- [Requirement]: Identify the lines holding "name" and copy them.
•••
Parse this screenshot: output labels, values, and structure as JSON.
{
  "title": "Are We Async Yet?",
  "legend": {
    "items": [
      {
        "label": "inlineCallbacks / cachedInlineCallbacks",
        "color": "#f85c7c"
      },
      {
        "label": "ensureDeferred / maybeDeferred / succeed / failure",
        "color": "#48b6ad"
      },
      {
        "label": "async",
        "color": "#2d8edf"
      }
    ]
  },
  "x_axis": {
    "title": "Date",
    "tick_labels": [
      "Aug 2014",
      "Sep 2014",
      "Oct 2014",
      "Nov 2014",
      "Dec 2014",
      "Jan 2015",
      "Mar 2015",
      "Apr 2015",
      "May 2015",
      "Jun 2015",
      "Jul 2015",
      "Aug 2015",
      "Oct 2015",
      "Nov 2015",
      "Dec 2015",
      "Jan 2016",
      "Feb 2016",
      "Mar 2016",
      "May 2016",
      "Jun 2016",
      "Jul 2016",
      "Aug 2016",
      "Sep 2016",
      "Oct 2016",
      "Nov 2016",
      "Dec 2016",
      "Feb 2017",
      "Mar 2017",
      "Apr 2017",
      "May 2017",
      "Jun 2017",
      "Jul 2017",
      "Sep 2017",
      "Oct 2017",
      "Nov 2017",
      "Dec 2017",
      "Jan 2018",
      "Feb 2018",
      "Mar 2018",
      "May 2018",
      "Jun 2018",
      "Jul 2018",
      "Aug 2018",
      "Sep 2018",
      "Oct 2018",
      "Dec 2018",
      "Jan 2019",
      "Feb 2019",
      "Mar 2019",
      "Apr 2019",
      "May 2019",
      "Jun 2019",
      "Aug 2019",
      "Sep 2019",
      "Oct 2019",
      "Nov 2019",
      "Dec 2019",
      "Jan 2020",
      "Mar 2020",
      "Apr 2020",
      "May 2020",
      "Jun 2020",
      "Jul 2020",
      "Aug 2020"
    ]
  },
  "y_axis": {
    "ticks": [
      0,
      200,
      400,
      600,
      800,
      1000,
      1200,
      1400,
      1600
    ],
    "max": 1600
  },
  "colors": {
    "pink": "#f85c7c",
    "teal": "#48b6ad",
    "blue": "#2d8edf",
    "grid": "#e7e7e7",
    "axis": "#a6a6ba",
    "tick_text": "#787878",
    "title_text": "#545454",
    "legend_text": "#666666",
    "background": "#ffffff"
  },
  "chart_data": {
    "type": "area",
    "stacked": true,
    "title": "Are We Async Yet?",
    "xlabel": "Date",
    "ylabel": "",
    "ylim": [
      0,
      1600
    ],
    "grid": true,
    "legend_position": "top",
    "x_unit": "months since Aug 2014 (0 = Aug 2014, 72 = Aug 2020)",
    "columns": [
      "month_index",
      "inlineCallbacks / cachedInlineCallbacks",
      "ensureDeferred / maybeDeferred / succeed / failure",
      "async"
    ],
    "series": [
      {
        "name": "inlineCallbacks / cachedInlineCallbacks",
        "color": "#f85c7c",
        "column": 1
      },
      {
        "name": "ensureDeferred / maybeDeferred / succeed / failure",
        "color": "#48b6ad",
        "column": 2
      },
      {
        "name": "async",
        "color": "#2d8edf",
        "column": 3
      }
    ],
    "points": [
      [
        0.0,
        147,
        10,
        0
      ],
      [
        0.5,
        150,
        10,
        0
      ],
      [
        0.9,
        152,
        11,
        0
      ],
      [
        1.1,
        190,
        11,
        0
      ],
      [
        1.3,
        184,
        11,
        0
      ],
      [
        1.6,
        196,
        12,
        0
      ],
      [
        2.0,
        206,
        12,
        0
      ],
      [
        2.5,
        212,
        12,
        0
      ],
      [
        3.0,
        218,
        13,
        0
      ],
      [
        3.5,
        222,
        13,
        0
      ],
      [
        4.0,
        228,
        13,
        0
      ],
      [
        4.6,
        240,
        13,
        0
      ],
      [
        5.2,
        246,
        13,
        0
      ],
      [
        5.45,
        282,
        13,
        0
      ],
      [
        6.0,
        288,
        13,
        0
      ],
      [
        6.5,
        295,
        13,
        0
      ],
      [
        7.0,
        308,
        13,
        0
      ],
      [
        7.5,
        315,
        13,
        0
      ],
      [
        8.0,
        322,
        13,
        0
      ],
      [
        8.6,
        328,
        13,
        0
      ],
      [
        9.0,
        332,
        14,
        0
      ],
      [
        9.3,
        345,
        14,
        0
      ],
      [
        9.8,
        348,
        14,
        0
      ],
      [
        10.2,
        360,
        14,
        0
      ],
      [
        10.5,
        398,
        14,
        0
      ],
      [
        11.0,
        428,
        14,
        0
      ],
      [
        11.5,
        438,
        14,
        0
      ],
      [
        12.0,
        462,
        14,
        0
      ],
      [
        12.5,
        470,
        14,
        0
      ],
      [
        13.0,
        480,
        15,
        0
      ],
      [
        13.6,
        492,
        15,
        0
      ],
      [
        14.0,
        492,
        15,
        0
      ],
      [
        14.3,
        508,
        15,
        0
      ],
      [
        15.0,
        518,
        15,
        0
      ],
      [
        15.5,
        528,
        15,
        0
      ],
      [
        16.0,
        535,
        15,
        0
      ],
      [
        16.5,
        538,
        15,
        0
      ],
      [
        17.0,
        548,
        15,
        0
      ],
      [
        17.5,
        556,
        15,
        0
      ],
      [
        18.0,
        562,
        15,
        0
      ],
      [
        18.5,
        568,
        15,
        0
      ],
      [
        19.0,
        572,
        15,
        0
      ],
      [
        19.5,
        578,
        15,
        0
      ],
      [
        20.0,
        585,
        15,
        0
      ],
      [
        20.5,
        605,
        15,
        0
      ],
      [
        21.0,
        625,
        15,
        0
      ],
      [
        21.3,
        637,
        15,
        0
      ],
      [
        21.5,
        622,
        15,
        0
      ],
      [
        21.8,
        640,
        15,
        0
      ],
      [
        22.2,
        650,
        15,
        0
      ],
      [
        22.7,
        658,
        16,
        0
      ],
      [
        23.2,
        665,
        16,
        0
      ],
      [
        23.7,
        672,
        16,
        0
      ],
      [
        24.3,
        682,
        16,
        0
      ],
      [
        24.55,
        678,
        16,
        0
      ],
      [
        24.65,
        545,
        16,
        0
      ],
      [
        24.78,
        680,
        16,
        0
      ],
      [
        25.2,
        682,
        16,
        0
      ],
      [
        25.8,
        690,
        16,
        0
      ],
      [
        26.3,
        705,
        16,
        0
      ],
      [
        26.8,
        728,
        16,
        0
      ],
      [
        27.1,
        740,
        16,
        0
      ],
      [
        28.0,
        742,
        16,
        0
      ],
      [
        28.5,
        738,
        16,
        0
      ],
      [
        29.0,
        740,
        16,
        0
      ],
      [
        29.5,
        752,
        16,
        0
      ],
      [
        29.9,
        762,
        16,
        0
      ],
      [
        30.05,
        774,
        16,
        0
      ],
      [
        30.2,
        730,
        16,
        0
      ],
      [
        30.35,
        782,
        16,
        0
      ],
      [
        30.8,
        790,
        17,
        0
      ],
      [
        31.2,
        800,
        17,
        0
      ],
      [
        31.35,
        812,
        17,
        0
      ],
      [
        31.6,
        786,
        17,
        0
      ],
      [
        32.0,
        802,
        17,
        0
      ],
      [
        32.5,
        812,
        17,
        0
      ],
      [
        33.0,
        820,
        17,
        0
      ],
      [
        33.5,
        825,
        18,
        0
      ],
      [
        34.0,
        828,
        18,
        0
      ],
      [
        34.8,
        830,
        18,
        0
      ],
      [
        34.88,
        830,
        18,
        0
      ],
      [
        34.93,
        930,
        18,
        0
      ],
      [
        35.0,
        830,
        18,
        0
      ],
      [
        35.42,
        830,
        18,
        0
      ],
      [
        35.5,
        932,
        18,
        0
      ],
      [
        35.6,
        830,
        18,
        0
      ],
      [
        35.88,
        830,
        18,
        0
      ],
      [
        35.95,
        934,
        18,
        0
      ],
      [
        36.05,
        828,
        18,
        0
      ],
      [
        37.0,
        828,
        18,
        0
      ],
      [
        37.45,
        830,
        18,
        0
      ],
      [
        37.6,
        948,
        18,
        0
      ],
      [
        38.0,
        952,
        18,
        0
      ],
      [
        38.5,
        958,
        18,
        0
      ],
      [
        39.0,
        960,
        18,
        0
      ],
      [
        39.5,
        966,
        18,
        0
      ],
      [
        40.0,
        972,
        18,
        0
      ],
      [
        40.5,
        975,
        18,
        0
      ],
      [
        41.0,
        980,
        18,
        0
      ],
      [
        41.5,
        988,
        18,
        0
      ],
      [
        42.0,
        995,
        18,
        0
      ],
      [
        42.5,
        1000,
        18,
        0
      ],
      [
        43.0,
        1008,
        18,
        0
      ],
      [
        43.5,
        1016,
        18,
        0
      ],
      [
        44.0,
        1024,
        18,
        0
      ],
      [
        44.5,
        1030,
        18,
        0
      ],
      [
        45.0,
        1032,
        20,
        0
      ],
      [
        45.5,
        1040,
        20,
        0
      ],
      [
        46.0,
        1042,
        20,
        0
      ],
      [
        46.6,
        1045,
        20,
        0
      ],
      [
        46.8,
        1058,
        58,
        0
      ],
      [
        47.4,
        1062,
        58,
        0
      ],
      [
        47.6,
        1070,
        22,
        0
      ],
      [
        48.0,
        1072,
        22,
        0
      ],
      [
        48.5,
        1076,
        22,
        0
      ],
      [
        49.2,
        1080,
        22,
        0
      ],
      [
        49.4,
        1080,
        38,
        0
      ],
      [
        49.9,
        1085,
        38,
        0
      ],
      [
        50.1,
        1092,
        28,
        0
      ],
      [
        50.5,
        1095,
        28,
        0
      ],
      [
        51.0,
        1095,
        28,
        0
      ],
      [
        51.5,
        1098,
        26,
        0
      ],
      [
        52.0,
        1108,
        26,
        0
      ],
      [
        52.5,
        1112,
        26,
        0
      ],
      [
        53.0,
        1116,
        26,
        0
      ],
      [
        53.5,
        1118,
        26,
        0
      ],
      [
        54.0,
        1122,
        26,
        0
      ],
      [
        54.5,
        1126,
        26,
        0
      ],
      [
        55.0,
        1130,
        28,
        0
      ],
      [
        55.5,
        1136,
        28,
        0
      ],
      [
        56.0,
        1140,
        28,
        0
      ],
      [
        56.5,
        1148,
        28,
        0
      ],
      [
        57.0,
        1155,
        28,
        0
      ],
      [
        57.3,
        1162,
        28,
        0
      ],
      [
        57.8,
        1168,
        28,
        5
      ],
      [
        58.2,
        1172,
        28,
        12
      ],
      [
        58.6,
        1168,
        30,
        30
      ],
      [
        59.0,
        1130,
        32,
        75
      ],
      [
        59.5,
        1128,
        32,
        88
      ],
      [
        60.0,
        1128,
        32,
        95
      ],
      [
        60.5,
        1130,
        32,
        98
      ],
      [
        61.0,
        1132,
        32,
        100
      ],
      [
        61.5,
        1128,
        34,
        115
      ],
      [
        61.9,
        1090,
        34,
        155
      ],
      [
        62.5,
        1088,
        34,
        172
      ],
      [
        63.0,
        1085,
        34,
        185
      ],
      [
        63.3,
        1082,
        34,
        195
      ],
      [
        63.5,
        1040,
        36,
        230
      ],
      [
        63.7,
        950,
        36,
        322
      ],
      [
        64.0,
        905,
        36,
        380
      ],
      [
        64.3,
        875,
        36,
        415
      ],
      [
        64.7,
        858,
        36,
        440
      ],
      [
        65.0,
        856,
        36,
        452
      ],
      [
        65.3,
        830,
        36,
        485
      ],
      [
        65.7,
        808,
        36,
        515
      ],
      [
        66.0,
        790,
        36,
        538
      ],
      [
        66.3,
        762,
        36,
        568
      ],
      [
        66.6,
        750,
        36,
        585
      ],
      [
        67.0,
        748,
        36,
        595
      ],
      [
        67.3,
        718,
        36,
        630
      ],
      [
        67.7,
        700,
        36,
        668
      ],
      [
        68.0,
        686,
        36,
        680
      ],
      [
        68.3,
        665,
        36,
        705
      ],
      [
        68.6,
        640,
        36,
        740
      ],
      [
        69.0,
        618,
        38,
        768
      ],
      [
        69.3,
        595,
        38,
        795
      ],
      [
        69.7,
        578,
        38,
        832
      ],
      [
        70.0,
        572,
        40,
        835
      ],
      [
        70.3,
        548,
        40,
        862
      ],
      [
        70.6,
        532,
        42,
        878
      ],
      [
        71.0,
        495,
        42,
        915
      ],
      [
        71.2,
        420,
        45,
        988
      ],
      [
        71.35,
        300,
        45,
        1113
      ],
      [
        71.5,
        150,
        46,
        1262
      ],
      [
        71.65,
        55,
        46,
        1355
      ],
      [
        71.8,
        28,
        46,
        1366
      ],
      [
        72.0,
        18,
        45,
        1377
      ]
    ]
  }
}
•••
- [Exercise response]:
        "name": "inlineCallbacks / cachedInlineCallbacks",
        "name": "ensureDeferred / maybeDeferred / succeed / failure",
        "name": "async",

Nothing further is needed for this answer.